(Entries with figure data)
------------------------------
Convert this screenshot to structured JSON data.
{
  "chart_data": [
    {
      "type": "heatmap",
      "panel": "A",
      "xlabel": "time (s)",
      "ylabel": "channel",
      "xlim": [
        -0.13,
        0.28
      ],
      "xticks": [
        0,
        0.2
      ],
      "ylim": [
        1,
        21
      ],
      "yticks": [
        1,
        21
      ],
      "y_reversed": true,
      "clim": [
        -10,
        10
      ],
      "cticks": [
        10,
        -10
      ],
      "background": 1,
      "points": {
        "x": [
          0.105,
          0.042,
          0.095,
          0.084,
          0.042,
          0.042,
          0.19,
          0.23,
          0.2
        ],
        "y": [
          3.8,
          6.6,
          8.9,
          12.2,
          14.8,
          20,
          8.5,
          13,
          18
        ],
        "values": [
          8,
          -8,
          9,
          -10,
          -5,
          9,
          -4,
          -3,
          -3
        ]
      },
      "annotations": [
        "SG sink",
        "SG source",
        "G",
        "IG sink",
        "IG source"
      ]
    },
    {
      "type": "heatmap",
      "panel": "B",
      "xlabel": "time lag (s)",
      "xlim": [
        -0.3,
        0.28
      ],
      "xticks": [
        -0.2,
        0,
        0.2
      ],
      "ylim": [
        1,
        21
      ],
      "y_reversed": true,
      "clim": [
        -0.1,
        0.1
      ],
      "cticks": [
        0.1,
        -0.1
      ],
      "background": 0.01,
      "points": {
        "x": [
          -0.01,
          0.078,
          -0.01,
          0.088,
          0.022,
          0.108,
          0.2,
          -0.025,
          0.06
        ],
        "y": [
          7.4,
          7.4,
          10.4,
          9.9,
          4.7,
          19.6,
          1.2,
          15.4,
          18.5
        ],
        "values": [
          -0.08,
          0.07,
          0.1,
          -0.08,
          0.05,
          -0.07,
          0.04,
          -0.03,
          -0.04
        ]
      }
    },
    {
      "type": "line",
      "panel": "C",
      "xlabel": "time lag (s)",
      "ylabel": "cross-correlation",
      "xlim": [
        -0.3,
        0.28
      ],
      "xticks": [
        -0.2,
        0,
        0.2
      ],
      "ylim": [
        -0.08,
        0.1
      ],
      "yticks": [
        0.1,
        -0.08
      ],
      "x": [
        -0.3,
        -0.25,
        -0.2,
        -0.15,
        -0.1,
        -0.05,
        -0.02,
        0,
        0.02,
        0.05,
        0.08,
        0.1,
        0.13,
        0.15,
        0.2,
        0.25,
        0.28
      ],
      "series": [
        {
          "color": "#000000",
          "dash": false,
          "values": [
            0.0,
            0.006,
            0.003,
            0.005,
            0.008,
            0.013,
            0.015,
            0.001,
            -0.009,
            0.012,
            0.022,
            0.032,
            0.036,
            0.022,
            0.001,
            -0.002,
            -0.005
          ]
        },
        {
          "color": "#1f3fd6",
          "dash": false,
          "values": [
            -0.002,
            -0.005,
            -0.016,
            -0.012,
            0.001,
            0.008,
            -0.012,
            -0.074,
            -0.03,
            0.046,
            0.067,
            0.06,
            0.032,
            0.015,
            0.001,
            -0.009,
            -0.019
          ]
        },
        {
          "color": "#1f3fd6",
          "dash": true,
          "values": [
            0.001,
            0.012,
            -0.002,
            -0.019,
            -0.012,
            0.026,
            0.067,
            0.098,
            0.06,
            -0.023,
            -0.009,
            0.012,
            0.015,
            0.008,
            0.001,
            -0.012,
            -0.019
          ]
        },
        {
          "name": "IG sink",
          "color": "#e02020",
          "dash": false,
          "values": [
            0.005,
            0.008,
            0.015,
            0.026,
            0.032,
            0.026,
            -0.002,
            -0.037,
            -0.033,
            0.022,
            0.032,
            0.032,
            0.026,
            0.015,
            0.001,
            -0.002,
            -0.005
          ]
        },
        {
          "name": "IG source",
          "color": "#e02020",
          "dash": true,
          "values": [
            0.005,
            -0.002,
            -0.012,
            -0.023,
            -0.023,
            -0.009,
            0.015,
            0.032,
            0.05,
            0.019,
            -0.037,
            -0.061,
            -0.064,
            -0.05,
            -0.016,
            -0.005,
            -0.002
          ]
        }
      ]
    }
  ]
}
------------------------------
▶ Objective: Repeat all of the records above exactly as written.

▶ Solution:
Convert this screenshot to structured JSON data.
{
  "chart_data": [
    {
      "type": "heatmap",
      "panel": "A",
      "xlabel": "time (s)",
      "ylabel": "channel",
      "xlim": [
        -0.13,
        0.28
      ],
      "xticks": [
        0,
        0.2
      ],
      "ylim": [
        1,
        21
      ],
      "yticks": [
        1,
        21
      ],
      "y_reversed": true,
      "clim": [
        -10,
        10
      ],
      "cticks": [
        10,
        -10
      ],
      "background": 1,
      "points": {
        "x": [
          0.105,
          0.042,
          0.095,
          0.084,
          0.042,
          0.042,
          0.19,
          0.23,
          0.2
        ],
        "y": [
          3.8,
          6.6,
          8.9,
          12.2,
          14.8,
          20,
          8.5,
          13,
          18
        ],
        "values": [
          8,
          -8,
          9,
          -10,
          -5,
          9,
          -4,
          -3,
          -3
        ]
      },
      "annotations": [
        "SG sink",
        "SG source",
        "G",
        "IG sink",
        "IG source"
      ]
    },
    {
      "type": "heatmap",
      "panel": "B",
      "xlabel": "time lag (s)",
      "xlim": [
        -0.3,
        0.28
      ],
      "xticks": [
        -0.2,
        0,
        0.2
      ],
      "ylim": [
        1,
        21
      ],
      "y_reversed": true,
      "clim": [
        -0.1,
        0.1
      ],
      "cticks": [
        0.1,
        -0.1
      ],
      "background": 0.01,
      "points": {
        "x": [
          -0.01,
          0.078,
          -0.01,
          0.088,
          0.022,
          0.108,
          0.2,
          -0.025,
          0.06
        ],
        "y": [
          7.4,
          7.4,
          10.4,
          9.9,
          4.7,
          19.6,
          1.2,
          15.4,
          18.5
        ],
        "values": [
          -0.08,
          0.07,
          0.1,
          -0.08,
          0.05,
          -0.07,
          0.04,
          -0.03,
          -0.04
        ]
      }
    },
    {
      "type": "line",
      "panel": "C",
      "xlabel": "time lag (s)",
      "ylabel": "cross-correlation",
      "xlim": [
        -0.3,
        0.28
      ],
      "xticks": [
        -0.2,
        0,
        0.2
      ],
      "ylim": [
        -0.08,
        0.1
      ],
      "yticks": [
        0.1,
        -0.08
      ],
      "x": [
        -0.3,
        -0.25,
        -0.2,
        -0.15,
        -0.1,
        -0.05,
        -0.02,
        0,
        0.02,
        0.05,
        0.08,
        0.1,
        0.13,
        0.15,
        0.2,
        0.25,
        0.28
      ],
      "series": [
        {
          "color": "#000000",
          "dash": false,
          "values": [
            0.0,
            0.006,
            0.003,
            0.005,
            0.008,
            0.013,
            0.015,
            0.001,
            -0.009,
            0.012,
            0.022,
            0.032,
            0.036,
            0.022,
            0.001,
            -0.002,
            -0.005
          ]
        },
        {
          "color": "#1f3fd6",
          "dash": false,
          "values": [
            -0.002,
            -0.005,
            -0.016,
            -0.012,
            0.001,
            0.008,
            -0.012,
            -0.074,
            -0.03,
            0.046,
            0.067,
            0.06,
            0.032,
            0.015,
            0.001,
            -0.009,
            -0.019
          ]
        },
        {
          "color": "#1f3fd6",
          "dash": true,
          "values": [
            0.001,
            0.012,
            -0.002,
            -0.019,
            -0.012,
            0.026,
            0.067,
            0.098,
            0.06,
            -0.023,
            -0.009,
            0.012,
            0.015,
            0.008,
            0.001,
            -0.012,
            -0.019
          ]
        },
        {
          "name": "IG sink",
          "color": "#e02020",
          "dash": false,
          "values": [
            0.005,
            0.008,
            0.015,
            0.026,
            0.032,
            0.026,
            -0.002,
            -0.037,
            -0.033,
            0.022,
            0.032,
            0.032,
            0.026,
            0.015,
            0.001,
            -0.002,
            -0.005
          ]
        },
        {
          "name": "IG source",
          "color": "#e02020",
          "dash": true,
          "values": [
            0.005,
            -0.002,
            -0.012,
            -0.023,
            -0.023,
            -0.009,
            0.015,
            0.032,
            0.05,
            0.019,
            -0.037,
            -0.061,
            -0.064,
            -0.05,
            -0.016,
            -0.005,
            -0.002
          ]
        }
      ]
    }
  ]
}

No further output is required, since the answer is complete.